== Çalışma verileri ==
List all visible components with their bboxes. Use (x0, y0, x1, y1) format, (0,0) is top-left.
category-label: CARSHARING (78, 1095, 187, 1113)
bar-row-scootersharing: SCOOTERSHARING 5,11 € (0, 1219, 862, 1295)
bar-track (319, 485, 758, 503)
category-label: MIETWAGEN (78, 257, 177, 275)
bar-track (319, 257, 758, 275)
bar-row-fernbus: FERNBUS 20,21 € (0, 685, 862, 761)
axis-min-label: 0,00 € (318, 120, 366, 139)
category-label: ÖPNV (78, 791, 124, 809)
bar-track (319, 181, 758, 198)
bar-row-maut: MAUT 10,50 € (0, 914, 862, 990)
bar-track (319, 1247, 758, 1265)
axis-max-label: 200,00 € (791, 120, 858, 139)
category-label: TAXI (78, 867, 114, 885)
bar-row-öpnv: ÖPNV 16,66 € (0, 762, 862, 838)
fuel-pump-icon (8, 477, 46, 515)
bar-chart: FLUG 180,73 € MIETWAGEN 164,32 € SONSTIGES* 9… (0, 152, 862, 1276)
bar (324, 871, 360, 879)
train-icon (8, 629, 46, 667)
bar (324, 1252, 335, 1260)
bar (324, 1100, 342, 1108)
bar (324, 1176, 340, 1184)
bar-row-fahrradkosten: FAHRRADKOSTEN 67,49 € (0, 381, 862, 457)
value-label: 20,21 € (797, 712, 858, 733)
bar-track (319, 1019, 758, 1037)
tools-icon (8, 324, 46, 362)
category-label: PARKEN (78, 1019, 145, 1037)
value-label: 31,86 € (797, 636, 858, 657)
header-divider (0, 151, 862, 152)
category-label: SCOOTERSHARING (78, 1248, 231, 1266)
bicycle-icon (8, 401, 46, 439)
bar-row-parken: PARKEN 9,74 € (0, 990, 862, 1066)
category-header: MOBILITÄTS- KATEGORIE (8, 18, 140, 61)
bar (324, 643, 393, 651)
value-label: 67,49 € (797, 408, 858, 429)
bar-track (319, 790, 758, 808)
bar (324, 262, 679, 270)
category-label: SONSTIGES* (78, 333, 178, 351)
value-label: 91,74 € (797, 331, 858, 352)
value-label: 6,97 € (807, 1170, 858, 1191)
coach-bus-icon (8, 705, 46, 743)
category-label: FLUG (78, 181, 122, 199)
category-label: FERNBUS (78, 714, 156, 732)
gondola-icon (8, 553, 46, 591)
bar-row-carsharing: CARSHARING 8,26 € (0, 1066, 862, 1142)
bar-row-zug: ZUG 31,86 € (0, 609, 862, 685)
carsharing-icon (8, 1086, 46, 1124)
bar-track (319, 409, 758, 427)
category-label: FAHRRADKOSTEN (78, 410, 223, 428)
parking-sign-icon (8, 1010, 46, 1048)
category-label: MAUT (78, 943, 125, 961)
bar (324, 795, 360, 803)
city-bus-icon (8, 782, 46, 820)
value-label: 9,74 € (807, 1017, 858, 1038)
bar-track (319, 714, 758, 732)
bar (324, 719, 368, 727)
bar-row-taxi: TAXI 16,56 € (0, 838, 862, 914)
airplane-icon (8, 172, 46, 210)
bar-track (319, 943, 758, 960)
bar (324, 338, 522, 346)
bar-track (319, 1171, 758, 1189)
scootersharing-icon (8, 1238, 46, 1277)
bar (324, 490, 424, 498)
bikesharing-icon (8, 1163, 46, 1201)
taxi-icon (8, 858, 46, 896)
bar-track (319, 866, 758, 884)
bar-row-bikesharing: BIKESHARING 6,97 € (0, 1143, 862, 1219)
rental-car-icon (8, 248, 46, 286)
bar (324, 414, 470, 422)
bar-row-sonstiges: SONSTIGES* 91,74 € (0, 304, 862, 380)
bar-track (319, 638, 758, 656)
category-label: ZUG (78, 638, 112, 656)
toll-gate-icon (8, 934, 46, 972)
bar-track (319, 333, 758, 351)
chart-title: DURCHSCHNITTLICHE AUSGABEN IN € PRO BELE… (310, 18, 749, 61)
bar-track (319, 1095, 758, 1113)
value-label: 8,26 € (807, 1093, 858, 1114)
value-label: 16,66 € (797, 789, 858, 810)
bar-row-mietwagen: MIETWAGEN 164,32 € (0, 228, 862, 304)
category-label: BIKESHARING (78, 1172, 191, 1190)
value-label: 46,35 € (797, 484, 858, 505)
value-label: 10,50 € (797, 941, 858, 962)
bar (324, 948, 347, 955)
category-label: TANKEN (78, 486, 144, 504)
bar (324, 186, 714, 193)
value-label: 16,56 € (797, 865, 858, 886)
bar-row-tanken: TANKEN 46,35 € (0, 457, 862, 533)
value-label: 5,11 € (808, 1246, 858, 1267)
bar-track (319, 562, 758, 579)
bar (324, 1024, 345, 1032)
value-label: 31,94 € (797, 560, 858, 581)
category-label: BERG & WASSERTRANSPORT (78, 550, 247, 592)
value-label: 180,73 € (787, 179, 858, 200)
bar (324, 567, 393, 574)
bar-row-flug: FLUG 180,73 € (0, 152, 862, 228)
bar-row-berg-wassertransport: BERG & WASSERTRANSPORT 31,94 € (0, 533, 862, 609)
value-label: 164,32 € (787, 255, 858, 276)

== Alıştırma görevi ==
İlk satırdan başlayıp "bar-track (319, 790, 758, 808)" ifadesini içeren satıra kadar, bu satır da dahil olmak üzere, tüm satırları numaralı bir liste olarak veriniz. Boş satırları listeye almayınız.

== Çözüm aşağıdadır ==
1. List all visible components with their bboxes. Use (x0, y0, x1, y1) format, (0,0) is top-left.
2. category-label: CARSHARING (78, 1095, 187, 1113)
3. bar-row-scootersharing: SCOOTERSHARING 5,11 € (0, 1219, 862, 1295)
4. bar-track (319, 485, 758, 503)
5. category-label: MIETWAGEN (78, 257, 177, 275)
6. bar-track (319, 257, 758, 275)
7. bar-row-fernbus: FERNBUS 20,21 € (0, 685, 862, 761)
8. axis-min-label: 0,00 € (318, 120, 366, 139)
9. category-label: ÖPNV (78, 791, 124, 809)
10. bar-track (319, 181, 758, 198)
11. bar-row-maut: MAUT 10,50 € (0, 914, 862, 990)
12. bar-track (319, 1247, 758, 1265)
13. axis-max-label: 200,00 € (791, 120, 858, 139)
14. category-label: TAXI (78, 867, 114, 885)
15. bar-row-öpnv: ÖPNV 16,66 € (0, 762, 862, 838)
16. fuel-pump-icon (8, 477, 46, 515)
17. bar-chart: FLUG 180,73 € MIETWAGEN 164,32 € SONSTIGES* 9… (0, 152, 862, 1276)
18. bar (324, 871, 360, 879)
19. train-icon (8, 629, 46, 667)
20. bar (324, 1252, 335, 1260)
21. bar (324, 1100, 342, 1108)
22. bar (324, 1176, 340, 1184)
23. bar-row-fahrradkosten: FAHRRADKOSTEN 67,49 € (0, 381, 862, 457)
24. value-label: 20,21 € (797, 712, 858, 733)
25. bar-track (319, 1019, 758, 1037)
26. tools-icon (8, 324, 46, 362)
27. category-label: PARKEN (78, 1019, 145, 1037)
28. value-label: 31,86 € (797, 636, 858, 657)
29. header-divider (0, 151, 862, 152)
30. category-label: SCOOTERSHARING (78, 1248, 231, 1266)
31. bicycle-icon (8, 401, 46, 439)
32. bar-row-parken: PARKEN 9,74 € (0, 990, 862, 1066)
33. category-header: MOBILITÄTS- KATEGORIE (8, 18, 140, 61)
34. bar (324, 643, 393, 651)
35. value-label: 67,49 € (797, 408, 858, 429)
36. bar-track (319, 790, 758, 808)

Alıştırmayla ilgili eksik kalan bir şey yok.